Count lines holding the word "name". Only the number is wanted.

Extracted records
━━━━━━━━━━━━━━━━━━━━━━━━━━━━━━
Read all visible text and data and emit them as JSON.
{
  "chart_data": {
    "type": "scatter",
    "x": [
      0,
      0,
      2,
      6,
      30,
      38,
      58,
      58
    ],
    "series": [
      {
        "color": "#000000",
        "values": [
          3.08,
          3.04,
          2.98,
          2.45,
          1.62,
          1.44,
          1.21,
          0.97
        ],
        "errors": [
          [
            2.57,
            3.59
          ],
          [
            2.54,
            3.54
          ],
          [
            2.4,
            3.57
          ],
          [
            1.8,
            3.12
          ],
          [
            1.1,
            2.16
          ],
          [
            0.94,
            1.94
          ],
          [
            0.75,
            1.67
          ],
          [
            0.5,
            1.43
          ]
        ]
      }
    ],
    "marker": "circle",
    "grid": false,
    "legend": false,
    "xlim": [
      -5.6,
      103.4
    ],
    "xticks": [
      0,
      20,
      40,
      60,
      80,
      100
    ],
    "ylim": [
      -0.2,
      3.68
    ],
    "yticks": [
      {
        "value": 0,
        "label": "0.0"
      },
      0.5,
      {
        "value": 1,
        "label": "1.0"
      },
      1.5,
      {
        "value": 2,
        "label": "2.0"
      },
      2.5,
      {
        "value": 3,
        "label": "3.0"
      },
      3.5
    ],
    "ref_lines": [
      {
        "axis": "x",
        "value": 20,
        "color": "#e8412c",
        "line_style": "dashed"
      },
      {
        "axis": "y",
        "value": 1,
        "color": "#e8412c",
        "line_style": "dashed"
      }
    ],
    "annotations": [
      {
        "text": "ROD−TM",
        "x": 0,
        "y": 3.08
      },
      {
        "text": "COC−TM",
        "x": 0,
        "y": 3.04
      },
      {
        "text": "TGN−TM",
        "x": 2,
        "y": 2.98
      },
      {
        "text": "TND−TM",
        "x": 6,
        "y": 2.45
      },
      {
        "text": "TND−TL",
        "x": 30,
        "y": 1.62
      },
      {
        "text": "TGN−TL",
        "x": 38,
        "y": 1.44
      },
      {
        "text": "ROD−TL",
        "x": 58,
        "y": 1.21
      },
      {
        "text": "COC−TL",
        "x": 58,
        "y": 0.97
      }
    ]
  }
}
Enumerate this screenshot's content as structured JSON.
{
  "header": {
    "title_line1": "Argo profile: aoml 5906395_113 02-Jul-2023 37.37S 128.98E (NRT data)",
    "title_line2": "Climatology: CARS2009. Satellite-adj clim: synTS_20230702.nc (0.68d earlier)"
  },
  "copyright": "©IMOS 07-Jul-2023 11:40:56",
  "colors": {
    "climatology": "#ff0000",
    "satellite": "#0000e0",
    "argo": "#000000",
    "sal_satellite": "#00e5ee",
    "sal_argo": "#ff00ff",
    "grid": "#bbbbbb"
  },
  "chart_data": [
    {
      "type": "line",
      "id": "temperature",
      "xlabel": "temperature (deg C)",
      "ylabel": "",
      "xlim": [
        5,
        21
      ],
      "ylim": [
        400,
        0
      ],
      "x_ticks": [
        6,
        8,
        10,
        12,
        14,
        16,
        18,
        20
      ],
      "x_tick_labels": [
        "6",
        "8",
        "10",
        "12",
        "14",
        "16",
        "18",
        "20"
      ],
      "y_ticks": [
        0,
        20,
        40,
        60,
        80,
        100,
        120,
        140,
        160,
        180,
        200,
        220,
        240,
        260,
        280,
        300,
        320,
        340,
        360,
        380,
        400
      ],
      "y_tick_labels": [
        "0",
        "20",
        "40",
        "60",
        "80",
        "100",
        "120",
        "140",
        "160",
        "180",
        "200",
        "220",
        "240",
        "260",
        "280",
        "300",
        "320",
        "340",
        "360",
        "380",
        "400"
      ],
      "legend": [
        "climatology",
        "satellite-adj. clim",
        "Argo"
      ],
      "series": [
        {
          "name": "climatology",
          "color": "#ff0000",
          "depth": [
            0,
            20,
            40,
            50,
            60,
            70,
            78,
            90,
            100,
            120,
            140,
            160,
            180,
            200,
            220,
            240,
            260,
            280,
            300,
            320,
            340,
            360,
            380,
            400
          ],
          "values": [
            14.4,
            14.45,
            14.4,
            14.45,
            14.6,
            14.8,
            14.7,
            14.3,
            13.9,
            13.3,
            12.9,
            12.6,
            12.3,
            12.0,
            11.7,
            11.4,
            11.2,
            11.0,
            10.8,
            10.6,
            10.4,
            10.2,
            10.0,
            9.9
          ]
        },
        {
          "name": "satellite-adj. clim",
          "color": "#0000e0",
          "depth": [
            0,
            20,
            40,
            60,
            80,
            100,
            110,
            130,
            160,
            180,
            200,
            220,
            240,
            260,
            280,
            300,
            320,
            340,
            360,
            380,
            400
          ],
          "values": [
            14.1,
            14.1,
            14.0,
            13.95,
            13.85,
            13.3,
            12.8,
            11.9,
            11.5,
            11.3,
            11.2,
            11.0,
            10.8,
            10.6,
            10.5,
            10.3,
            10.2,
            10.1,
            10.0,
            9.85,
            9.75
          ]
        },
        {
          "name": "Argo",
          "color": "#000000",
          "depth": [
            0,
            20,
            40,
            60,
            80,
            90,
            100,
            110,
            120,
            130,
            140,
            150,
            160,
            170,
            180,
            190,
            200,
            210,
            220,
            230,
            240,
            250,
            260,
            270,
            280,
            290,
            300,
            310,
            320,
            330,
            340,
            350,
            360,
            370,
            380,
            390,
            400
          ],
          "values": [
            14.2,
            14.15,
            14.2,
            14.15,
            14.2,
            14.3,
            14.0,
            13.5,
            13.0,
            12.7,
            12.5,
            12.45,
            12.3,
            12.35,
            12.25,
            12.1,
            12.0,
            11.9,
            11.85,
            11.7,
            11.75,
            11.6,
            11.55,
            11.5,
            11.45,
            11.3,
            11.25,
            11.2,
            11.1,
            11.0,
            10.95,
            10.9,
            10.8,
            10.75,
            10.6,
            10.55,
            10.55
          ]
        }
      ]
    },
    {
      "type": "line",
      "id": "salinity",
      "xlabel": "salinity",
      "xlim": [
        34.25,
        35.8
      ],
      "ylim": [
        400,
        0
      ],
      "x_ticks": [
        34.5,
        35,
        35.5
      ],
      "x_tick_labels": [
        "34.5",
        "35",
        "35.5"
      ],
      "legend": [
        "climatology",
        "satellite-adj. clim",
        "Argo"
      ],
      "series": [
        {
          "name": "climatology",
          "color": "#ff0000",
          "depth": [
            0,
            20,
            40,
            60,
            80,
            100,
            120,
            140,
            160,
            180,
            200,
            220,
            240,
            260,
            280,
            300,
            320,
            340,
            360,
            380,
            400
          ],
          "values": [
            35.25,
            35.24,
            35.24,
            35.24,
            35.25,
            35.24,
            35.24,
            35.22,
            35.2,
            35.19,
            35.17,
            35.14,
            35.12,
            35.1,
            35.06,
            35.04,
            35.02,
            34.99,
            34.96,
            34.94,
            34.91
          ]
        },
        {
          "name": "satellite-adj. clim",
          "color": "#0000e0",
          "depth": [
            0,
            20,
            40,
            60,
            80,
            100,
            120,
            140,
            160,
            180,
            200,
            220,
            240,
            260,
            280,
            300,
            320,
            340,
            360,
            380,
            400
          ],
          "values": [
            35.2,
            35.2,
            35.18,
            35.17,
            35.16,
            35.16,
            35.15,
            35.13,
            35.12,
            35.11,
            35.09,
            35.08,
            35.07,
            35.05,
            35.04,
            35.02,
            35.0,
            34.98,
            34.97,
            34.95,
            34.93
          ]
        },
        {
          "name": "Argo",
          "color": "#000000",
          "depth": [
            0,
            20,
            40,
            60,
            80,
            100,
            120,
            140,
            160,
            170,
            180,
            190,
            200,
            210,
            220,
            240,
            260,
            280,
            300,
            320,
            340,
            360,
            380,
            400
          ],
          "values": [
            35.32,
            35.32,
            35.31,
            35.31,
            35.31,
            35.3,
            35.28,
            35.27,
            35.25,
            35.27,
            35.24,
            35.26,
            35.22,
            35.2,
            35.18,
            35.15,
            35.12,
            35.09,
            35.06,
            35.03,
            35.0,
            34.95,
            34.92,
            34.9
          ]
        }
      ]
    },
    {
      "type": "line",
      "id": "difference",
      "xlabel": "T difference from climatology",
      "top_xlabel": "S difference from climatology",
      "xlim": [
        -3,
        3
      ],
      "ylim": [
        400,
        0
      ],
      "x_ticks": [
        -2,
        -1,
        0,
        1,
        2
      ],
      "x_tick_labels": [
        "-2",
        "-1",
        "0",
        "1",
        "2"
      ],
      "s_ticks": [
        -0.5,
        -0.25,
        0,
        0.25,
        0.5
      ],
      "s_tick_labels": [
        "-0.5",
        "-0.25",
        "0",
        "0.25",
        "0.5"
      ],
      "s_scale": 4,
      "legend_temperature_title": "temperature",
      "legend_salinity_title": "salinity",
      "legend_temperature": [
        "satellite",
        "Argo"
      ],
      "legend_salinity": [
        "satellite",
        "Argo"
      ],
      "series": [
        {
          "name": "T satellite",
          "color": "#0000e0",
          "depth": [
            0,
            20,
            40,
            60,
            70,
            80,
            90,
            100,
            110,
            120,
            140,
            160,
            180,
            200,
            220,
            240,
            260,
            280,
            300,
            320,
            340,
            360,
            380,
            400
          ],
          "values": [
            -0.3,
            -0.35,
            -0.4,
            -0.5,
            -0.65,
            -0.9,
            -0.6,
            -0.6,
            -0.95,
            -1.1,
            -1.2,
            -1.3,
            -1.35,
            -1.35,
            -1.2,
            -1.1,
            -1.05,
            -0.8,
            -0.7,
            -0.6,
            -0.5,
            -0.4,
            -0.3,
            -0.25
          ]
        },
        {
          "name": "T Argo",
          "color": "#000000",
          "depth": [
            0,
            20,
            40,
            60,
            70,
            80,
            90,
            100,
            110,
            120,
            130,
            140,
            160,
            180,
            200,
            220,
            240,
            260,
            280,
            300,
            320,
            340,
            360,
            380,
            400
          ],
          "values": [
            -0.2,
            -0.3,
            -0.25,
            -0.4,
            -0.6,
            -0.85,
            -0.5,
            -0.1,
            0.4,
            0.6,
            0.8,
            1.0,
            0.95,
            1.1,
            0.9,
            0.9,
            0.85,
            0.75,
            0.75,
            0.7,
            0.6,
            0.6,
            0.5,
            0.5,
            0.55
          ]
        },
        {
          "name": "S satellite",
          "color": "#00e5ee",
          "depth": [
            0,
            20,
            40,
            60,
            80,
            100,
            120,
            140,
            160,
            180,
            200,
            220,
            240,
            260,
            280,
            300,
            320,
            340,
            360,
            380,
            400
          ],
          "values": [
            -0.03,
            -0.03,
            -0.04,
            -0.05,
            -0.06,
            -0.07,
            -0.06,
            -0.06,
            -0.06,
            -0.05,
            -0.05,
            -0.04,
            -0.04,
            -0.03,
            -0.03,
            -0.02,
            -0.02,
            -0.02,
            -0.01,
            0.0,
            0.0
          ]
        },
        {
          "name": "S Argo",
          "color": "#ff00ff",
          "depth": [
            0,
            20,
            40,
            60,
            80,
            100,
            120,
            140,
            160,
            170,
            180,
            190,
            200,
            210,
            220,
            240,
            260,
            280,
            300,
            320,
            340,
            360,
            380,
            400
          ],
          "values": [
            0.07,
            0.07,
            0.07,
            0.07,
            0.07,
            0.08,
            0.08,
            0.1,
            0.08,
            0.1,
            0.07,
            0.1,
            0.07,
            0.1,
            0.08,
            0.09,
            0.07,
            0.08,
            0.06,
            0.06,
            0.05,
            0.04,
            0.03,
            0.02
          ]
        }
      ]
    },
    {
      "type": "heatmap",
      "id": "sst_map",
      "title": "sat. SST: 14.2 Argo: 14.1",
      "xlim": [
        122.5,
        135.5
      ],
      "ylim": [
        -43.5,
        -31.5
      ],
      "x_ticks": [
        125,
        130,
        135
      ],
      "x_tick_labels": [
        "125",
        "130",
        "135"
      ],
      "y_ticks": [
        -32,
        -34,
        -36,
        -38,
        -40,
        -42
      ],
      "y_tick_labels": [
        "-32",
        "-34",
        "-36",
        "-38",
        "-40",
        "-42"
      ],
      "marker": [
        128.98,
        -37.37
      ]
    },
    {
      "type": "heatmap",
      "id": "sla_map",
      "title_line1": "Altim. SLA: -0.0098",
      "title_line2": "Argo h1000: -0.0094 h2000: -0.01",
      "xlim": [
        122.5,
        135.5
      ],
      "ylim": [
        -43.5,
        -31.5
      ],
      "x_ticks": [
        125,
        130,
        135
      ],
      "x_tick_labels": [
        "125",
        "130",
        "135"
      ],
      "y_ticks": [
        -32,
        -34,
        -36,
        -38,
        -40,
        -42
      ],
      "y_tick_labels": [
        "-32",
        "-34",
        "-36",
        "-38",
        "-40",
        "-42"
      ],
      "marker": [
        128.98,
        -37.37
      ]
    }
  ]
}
━━━━━━━━━━━━━━━━━━━━━━━━━━━━━━
**Task solution**
10